● Problem details
Pull every line containing "배우자가" out of the material below.

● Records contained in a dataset
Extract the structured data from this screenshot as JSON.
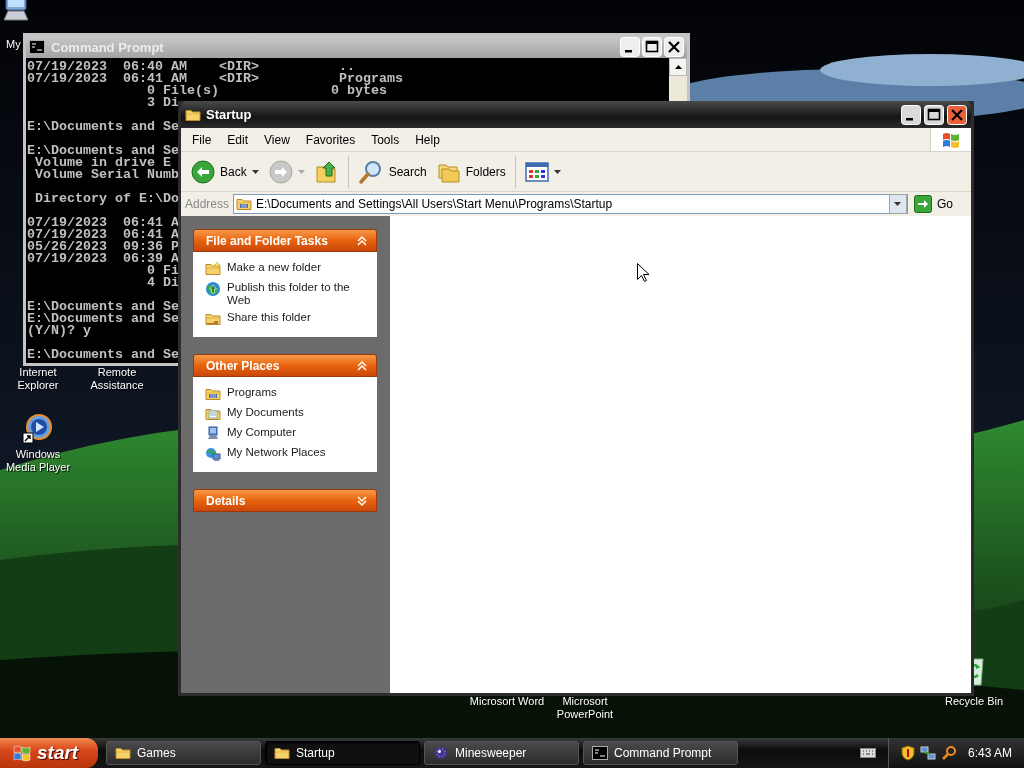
{
  "desktop_icons": [
    {
      "kind": "computer",
      "label": "My"
    },
    {
      "kind": "covered",
      "label": "Internet Explorer"
    },
    {
      "kind": "covered",
      "label": "Remote Assistance"
    },
    {
      "kind": "media-player",
      "label": "Windows Media Player"
    },
    {
      "kind": "covered",
      "label": "Microsort Word"
    },
    {
      "kind": "covered",
      "label": "Microsort PowerPoint"
    },
    {
      "kind": "recycle-bin",
      "label": "Recycle Bin"
    }
  ],
  "command_prompt": {
    "title": "Command Prompt",
    "active": false,
    "blocks": [
      [
        "07/19/2023  06:40 AM    <DIR>          ..",
        "07/19/2023  06:41 AM    <DIR>          Programs",
        "               0 File(s)              0 bytes",
        "               3 Di"
      ],
      [
        "E:\\Documents and Se"
      ],
      [
        "E:\\Documents and Se",
        " Volume in drive E",
        " Volume Serial Numb"
      ],
      [
        " Directory of E:\\Do"
      ],
      [
        "07/19/2023  06:41 A",
        "07/19/2023  06:41 A",
        "05/26/2023  09:36 P",
        "07/19/2023  06:39 A",
        "               0 Fi",
        "               4 Di"
      ],
      [
        "E:\\Documents and Se",
        "E:\\Documents and Se",
        "(Y/N)? y"
      ],
      [
        "E:\\Documents and Se"
      ]
    ]
  },
  "explorer": {
    "title": "Startup",
    "active": true,
    "menu": [
      "File",
      "Edit",
      "View",
      "Favorites",
      "Tools",
      "Help"
    ],
    "toolbar": [
      {
        "kind": "back",
        "label": "Back",
        "disabled": false
      },
      {
        "kind": "forward",
        "disabled": true
      },
      {
        "kind": "up",
        "disabled": false
      },
      {
        "kind": "search",
        "label": "Search",
        "disabled": false
      },
      {
        "kind": "folders",
        "label": "Folders",
        "disabled": false
      },
      {
        "kind": "views",
        "disabled": false
      }
    ],
    "address": {
      "label": "Address",
      "value": "E:\\Documents and Settings\\All Users\\Start Menu\\Programs\\Startup",
      "go": "Go"
    },
    "panels": [
      {
        "title": "File and Folder Tasks",
        "expanded": true,
        "items": [
          {
            "kind": "new-folder",
            "label": "Make a new folder"
          },
          {
            "kind": "publish",
            "label": "Publish this folder to the Web"
          },
          {
            "kind": "share",
            "label": "Share this folder"
          }
        ]
      },
      {
        "title": "Other Places",
        "expanded": true,
        "items": [
          {
            "kind": "programs",
            "label": "Programs"
          },
          {
            "kind": "documents",
            "label": "My Documents"
          },
          {
            "kind": "computer",
            "label": "My Computer"
          },
          {
            "kind": "network",
            "label": "My Network Places"
          }
        ]
      },
      {
        "title": "Details",
        "expanded": false
      }
    ]
  },
  "taskbar": {
    "start": "start",
    "buttons": [
      {
        "kind": "folder",
        "label": "Games",
        "selected": false
      },
      {
        "kind": "folder",
        "label": "Startup",
        "selected": true
      },
      {
        "kind": "mine",
        "label": "Minesweeper",
        "selected": false
      },
      {
        "kind": "console",
        "label": "Command Prompt",
        "selected": false
      }
    ],
    "clock": "6:43 AM"
  }
}
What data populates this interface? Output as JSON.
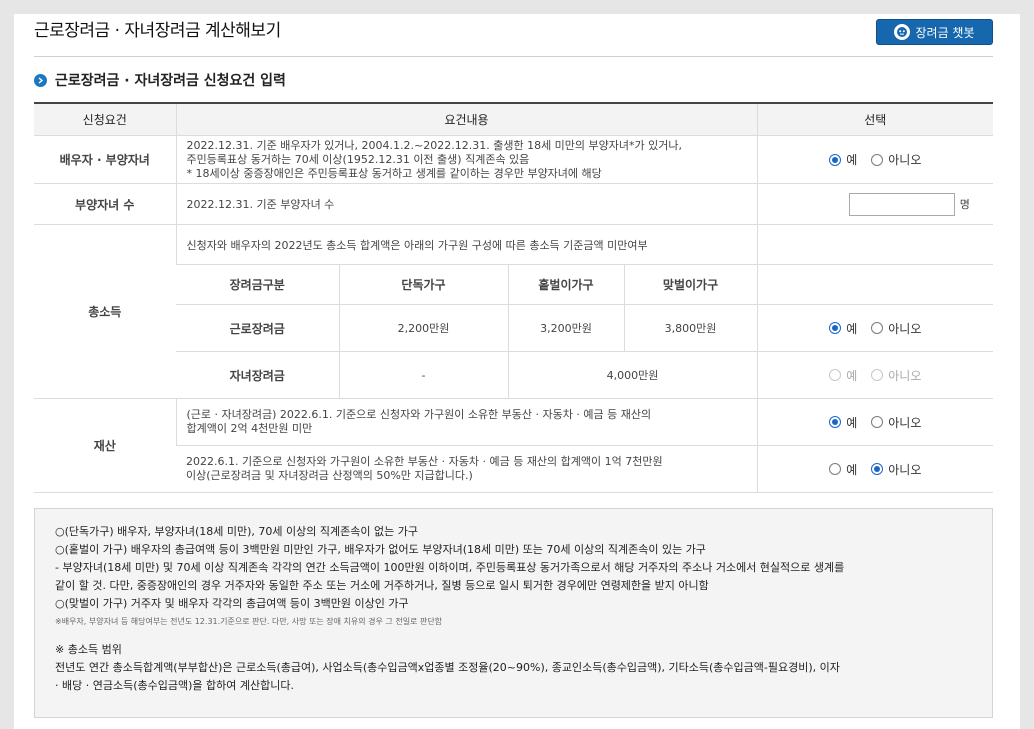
{
  "header": {
    "title": "근로장려금 · 자녀장려금 계산해보기",
    "chatbot_label": "장려금 챗봇"
  },
  "section": {
    "title": "근로장려금 · 자녀장려금 신청요건 입력"
  },
  "table": {
    "headers": [
      "신청요건",
      "요건내용",
      "선택"
    ],
    "spouse": {
      "label": "배우자 · 부양자녀",
      "lines": [
        "2022.12.31. 기준 배우자가 있거나, 2004.1.2.~2022.12.31. 출생한 18세 미만의 부양자녀*가 있거나,",
        "주민등록표상 동거하는 70세 이상(1952.12.31 이전 출생) 직계존속 있음",
        "* 18세이상 중증장애인은 주민등록표상 동거하고 생계를 같이하는 경우만 부양자녀에 해당"
      ],
      "yes": "예",
      "no": "아니오",
      "selected": "yes"
    },
    "children": {
      "label": "부양자녀 수",
      "desc": "2022.12.31. 기준 부양자녀 수",
      "value": "",
      "unit": "명"
    },
    "income": {
      "label": "총소득",
      "desc": "신청자와 배우자의 2022년도 총소득 합계액은 아래의 가구원 구성에 따른 총소득 기준금액 미만여부",
      "sub_headers": [
        "장려금구분",
        "단독가구",
        "홑벌이가구",
        "맞벌이가구"
      ],
      "work_row": {
        "name": "근로장려금",
        "single": "2,200만원",
        "one": "3,200만원",
        "dual": "3,800만원",
        "yes": "예",
        "no": "아니오",
        "selected": "yes"
      },
      "child_row": {
        "name": "자녀장려금",
        "single": "-",
        "combined": "4,000만원",
        "yes": "예",
        "no": "아니오",
        "selected": "none"
      }
    },
    "property": {
      "label": "재산",
      "row1_lines": [
        "(근로 · 자녀장려금) 2022.6.1. 기준으로 신청자와 가구원이 소유한 부동산 · 자동차 · 예금 등 재산의",
        "합계액이 2억 4천만원 미만"
      ],
      "row1": {
        "yes": "예",
        "no": "아니오",
        "selected": "yes"
      },
      "row2_lines": [
        "2022.6.1. 기준으로 신청자와 가구원이 소유한 부동산 · 자동차 · 예금 등 재산의 합계액이 1억 7천만원",
        "이상(근로장려금 및 자녀장려금 산정액의 50%만 지급합니다.)"
      ],
      "row2": {
        "yes": "예",
        "no": "아니오",
        "selected": "no"
      }
    }
  },
  "notes": {
    "lines": [
      "○(단독가구) 배우자, 부양자녀(18세 미만), 70세 이상의 직계존속이 없는 가구",
      "○(홑벌이 가구) 배우자의 총급여액 등이 3백만원 미만인 가구, 배우자가 없어도 부양자녀(18세 미만) 또는 70세 이상의 직계존속이 있는 가구",
      "- 부양자녀(18세 미만) 및 70세 이상 직계존속 각각의 연간 소득금액이 100만원 이하이며, 주민등록표상 동거가족으로서 해당 거주자의 주소나 거소에서 현실적으로 생계를",
      "같이 할 것. 다만, 중증장애인의 경우 거주자와 동일한 주소 또는 거소에 거주하거나, 질병 등으로 일시 퇴거한 경우에만 연령제한을 받지 아니함",
      "○(맞벌이 가구) 거주자 및 배우자 각각의 총급여액 등이 3백만원 이상인 가구"
    ],
    "small_note": "※배우자, 부양자녀 등 해당여부는 전년도 12.31.기준으로 판단. 다만, 사망 또는 장애 치유의 경우 그 전일로 판단함",
    "income_title": "※ 총소득 범위",
    "income_lines": [
      "전년도 연간 총소득합계액(부부합산)은 근로소득(총급여), 사업소득(총수입금액x업종별 조정율(20~90%), 종교인소득(총수입금액), 기타소득(총수입금액-필요경비), 이자",
      "· 배당 · 연금소득(총수입금액)을 합하여 계산합니다."
    ]
  }
}
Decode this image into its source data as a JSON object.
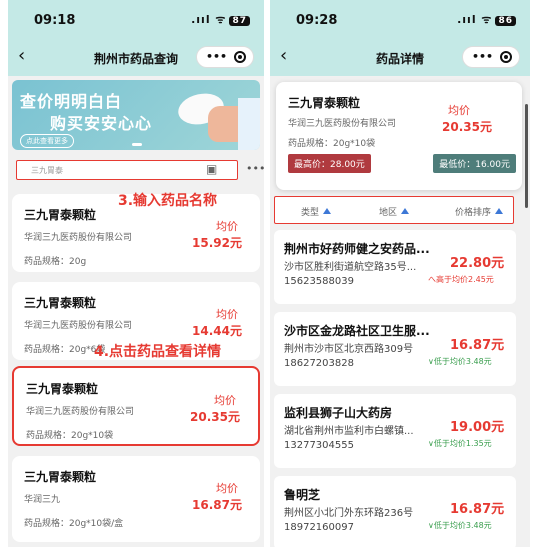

● In response
        "2022.12.31. 기준 배우자가 있거나, 2004.1.2.~2022.12.31. 출생한 18세 미만의 부양자녀*가 있거나,",
      "○(홑벌이 가구) 배우자의 총급여액 등이 3백만원 미만인 가구, 배우자가 없어도 부양자녀(18세 미만) 또는 70세 이상의 직계존속이 있는 가구",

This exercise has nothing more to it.